* begin *
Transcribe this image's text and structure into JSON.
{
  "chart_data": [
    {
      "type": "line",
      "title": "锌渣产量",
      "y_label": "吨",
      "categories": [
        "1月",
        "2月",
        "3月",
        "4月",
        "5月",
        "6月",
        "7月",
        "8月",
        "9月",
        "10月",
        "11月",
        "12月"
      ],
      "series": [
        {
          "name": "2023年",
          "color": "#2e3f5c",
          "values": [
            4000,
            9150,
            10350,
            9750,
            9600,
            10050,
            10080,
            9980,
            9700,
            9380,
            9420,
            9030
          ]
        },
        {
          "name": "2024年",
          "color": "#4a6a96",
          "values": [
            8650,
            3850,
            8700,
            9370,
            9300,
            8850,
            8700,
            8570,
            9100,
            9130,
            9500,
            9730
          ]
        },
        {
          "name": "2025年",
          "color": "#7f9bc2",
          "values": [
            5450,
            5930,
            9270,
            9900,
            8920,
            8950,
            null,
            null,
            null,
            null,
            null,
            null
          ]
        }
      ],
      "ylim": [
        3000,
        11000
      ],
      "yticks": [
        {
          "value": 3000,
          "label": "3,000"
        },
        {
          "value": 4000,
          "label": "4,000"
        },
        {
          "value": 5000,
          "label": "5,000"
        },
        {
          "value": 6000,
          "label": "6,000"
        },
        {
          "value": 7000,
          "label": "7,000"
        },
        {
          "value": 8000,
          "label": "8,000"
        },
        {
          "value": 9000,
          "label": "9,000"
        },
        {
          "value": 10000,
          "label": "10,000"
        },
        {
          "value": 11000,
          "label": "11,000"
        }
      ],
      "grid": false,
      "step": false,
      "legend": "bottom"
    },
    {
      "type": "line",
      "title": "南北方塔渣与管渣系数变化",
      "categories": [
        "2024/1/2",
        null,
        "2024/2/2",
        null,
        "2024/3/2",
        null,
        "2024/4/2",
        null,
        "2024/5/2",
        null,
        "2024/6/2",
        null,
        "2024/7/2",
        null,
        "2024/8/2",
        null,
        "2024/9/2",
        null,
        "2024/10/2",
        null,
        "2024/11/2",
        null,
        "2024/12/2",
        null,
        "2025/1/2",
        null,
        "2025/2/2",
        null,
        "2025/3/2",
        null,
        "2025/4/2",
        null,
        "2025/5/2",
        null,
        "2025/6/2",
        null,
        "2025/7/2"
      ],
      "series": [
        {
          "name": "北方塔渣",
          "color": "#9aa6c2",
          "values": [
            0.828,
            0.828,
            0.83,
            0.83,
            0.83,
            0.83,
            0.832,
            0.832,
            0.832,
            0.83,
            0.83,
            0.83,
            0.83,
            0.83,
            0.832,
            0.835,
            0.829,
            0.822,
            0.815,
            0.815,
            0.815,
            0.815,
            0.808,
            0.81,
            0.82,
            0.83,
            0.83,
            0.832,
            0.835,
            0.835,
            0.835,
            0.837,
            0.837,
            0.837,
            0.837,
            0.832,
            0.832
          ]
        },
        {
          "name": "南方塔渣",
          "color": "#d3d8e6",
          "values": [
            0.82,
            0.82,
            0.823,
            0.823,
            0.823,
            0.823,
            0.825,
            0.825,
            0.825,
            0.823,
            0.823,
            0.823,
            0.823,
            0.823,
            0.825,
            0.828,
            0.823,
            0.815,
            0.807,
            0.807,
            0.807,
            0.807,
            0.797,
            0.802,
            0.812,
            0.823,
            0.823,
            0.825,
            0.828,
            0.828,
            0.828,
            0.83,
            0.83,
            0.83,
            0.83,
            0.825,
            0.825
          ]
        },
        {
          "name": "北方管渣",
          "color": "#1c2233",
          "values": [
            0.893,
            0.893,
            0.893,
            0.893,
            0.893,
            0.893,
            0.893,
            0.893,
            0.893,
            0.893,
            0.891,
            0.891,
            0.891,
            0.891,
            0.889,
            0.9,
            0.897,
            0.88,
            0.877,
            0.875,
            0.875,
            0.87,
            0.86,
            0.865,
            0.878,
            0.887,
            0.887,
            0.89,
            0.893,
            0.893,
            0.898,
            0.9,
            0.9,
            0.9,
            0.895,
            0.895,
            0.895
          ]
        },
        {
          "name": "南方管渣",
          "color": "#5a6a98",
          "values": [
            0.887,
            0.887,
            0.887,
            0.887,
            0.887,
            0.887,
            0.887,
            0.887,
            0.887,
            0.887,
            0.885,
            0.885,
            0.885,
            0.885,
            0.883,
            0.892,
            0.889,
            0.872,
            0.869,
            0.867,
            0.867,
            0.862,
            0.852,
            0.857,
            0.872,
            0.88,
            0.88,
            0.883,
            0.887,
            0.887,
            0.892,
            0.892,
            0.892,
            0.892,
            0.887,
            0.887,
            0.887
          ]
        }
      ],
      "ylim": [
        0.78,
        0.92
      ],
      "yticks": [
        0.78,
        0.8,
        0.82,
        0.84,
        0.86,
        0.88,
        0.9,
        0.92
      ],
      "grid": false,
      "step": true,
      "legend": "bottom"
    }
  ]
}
* end *
• [REQUIREMENTS] Write out the entire listing exactly.

• [TASK RESPONSE]
Transcribe this image's text and structure into JSON.
{
  "chart_data": [
    {
      "type": "line",
      "title": "锌渣产量",
      "y_label": "吨",
      "categories": [
        "1月",
        "2月",
        "3月",
        "4月",
        "5月",
        "6月",
        "7月",
        "8月",
        "9月",
        "10月",
        "11月",
        "12月"
      ],
      "series": [
        {
          "name": "2023年",
          "color": "#2e3f5c",
          "values": [
            4000,
            9150,
            10350,
            9750,
            9600,
            10050,
            10080,
            9980,
            9700,
            9380,
            9420,
            9030
          ]
        },
        {
          "name": "2024年",
          "color": "#4a6a96",
          "values": [
            8650,
            3850,
            8700,
            9370,
            9300,
            8850,
            8700,
            8570,
            9100,
            9130,
            9500,
            9730
          ]
        },
        {
          "name": "2025年",
          "color": "#7f9bc2",
          "values": [
            5450,
            5930,
            9270,
            9900,
            8920,
            8950,
            null,
            null,
            null,
            null,
            null,
            null
          ]
        }
      ],
      "ylim": [
        3000,
        11000
      ],
      "yticks": [
        {
          "value": 3000,
          "label": "3,000"
        },
        {
          "value": 4000,
          "label": "4,000"
        },
        {
          "value": 5000,
          "label": "5,000"
        },
        {
          "value": 6000,
          "label": "6,000"
        },
        {
          "value": 7000,
          "label": "7,000"
        },
        {
          "value": 8000,
          "label": "8,000"
        },
        {
          "value": 9000,
          "label": "9,000"
        },
        {
          "value": 10000,
          "label": "10,000"
        },
        {
          "value": 11000,
          "label": "11,000"
        }
      ],
      "grid": false,
      "step": false,
      "legend": "bottom"
    },
    {
      "type": "line",
      "title": "南北方塔渣与管渣系数变化",
      "categories": [
        "2024/1/2",
        null,
        "2024/2/2",
        null,
        "2024/3/2",
        null,
        "2024/4/2",
        null,
        "2024/5/2",
        null,
        "2024/6/2",
        null,
        "2024/7/2",
        null,
        "2024/8/2",
        null,
        "2024/9/2",
        null,
        "2024/10/2",
        null,
        "2024/11/2",
        null,
        "2024/12/2",
        null,
        "2025/1/2",
        null,
        "2025/2/2",
        null,
        "2025/3/2",
        null,
        "2025/4/2",
        null,
        "2025/5/2",
        null,
        "2025/6/2",
        null,
        "2025/7/2"
      ],
      "series": [
        {
          "name": "北方塔渣",
          "color": "#9aa6c2",
          "values": [
            0.828,
            0.828,
            0.83,
            0.83,
            0.83,
            0.83,
            0.832,
            0.832,
            0.832,
            0.83,
            0.83,
            0.83,
            0.83,
            0.83,
            0.832,
            0.835,
            0.829,
            0.822,
            0.815,
            0.815,
            0.815,
            0.815,
            0.808,
            0.81,
            0.82,
            0.83,
            0.83,
            0.832,
            0.835,
            0.835,
            0.835,
            0.837,
            0.837,
            0.837,
            0.837,
            0.832,
            0.832
          ]
        },
        {
          "name": "南方塔渣",
          "color": "#d3d8e6",
          "values": [
            0.82,
            0.82,
            0.823,
            0.823,
            0.823,
            0.823,
            0.825,
            0.825,
            0.825,
            0.823,
            0.823,
            0.823,
            0.823,
            0.823,
            0.825,
            0.828,
            0.823,
            0.815,
            0.807,
            0.807,
            0.807,
            0.807,
            0.797,
            0.802,
            0.812,
            0.823,
            0.823,
            0.825,
            0.828,
            0.828,
            0.828,
            0.83,
            0.83,
            0.83,
            0.83,
            0.825,
            0.825
          ]
        },
        {
          "name": "北方管渣",
          "color": "#1c2233",
          "values": [
            0.893,
            0.893,
            0.893,
            0.893,
            0.893,
            0.893,
            0.893,
            0.893,
            0.893,
            0.893,
            0.891,
            0.891,
            0.891,
            0.891,
            0.889,
            0.9,
            0.897,
            0.88,
            0.877,
            0.875,
            0.875,
            0.87,
            0.86,
            0.865,
            0.878,
            0.887,
            0.887,
            0.89,
            0.893,
            0.893,
            0.898,
            0.9,
            0.9,
            0.9,
            0.895,
            0.895,
            0.895
          ]
        },
        {
          "name": "南方管渣",
          "color": "#5a6a98",
          "values": [
            0.887,
            0.887,
            0.887,
            0.887,
            0.887,
            0.887,
            0.887,
            0.887,
            0.887,
            0.887,
            0.885,
            0.885,
            0.885,
            0.885,
            0.883,
            0.892,
            0.889,
            0.872,
            0.869,
            0.867,
            0.867,
            0.862,
            0.852,
            0.857,
            0.872,
            0.88,
            0.88,
            0.883,
            0.887,
            0.887,
            0.892,
            0.892,
            0.892,
            0.892,
            0.887,
            0.887,
            0.887
          ]
        }
      ],
      "ylim": [
        0.78,
        0.92
      ],
      "yticks": [
        0.78,
        0.8,
        0.82,
        0.84,
        0.86,
        0.88,
        0.9,
        0.92
      ],
      "grid": false,
      "step": true,
      "legend": "bottom"
    }
  ]
}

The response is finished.